» WHAT YOU NEED TO DO: Write out the entries below once more, exactly.

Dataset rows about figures
* * * *
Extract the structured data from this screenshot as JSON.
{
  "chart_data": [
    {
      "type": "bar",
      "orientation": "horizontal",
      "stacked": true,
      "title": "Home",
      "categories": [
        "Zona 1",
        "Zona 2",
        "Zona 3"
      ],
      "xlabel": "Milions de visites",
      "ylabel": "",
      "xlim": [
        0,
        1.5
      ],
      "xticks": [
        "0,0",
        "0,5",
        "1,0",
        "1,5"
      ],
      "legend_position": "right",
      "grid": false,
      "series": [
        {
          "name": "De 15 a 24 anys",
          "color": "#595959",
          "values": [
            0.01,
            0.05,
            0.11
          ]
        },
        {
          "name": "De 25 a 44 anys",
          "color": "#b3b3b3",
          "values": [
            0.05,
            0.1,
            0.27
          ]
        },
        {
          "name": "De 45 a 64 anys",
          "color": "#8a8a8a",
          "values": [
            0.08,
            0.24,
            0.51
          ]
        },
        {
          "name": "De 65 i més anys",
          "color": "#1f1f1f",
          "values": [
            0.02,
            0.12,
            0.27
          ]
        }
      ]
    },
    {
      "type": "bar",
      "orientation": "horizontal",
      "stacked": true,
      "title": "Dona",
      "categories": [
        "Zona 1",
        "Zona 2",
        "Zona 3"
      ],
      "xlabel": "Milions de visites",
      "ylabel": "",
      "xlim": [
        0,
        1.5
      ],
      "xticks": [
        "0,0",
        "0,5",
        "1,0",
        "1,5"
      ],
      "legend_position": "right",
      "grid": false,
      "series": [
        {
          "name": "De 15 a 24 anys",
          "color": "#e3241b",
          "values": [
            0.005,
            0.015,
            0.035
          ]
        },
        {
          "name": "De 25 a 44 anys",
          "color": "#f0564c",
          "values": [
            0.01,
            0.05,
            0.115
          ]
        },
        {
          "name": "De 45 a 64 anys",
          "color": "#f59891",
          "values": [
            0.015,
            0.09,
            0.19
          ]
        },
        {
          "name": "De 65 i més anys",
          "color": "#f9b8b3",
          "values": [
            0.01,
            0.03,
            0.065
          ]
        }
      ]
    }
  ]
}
* * * *
» FINAL ANSWER:
Extract the structured data from this screenshot as JSON.
{
  "chart_data": [
    {
      "type": "bar",
      "orientation": "horizontal",
      "stacked": true,
      "title": "Home",
      "categories": [
        "Zona 1",
        "Zona 2",
        "Zona 3"
      ],
      "xlabel": "Milions de visites",
      "ylabel": "",
      "xlim": [
        0,
        1.5
      ],
      "xticks": [
        "0,0",
        "0,5",
        "1,0",
        "1,5"
      ],
      "legend_position": "right",
      "grid": false,
      "series": [
        {
          "name": "De 15 a 24 anys",
          "color": "#595959",
          "values": [
            0.01,
            0.05,
            0.11
          ]
        },
        {
          "name": "De 25 a 44 anys",
          "color": "#b3b3b3",
          "values": [
            0.05,
            0.1,
            0.27
          ]
        },
        {
          "name": "De 45 a 64 anys",
          "color": "#8a8a8a",
          "values": [
            0.08,
            0.24,
            0.51
          ]
        },
        {
          "name": "De 65 i més anys",
          "color": "#1f1f1f",
          "values": [
            0.02,
            0.12,
            0.27
          ]
        }
      ]
    },
    {
      "type": "bar",
      "orientation": "horizontal",
      "stacked": true,
      "title": "Dona",
      "categories": [
        "Zona 1",
        "Zona 2",
        "Zona 3"
      ],
      "xlabel": "Milions de visites",
      "ylabel": "",
      "xlim": [
        0,
        1.5
      ],
      "xticks": [
        "0,0",
        "0,5",
        "1,0",
        "1,5"
      ],
      "legend_position": "right",
      "grid": false,
      "series": [
        {
          "name": "De 15 a 24 anys",
          "color": "#e3241b",
          "values": [
            0.005,
            0.015,
            0.035
          ]
        },
        {
          "name": "De 25 a 44 anys",
          "color": "#f0564c",
          "values": [
            0.01,
            0.05,
            0.115
          ]
        },
        {
          "name": "De 45 a 64 anys",
          "color": "#f59891",
          "values": [
            0.015,
            0.09,
            0.19
          ]
        },
        {
          "name": "De 65 i més anys",
          "color": "#f9b8b3",
          "values": [
            0.01,
            0.03,
            0.065
          ]
        }
      ]
    }
  ]
}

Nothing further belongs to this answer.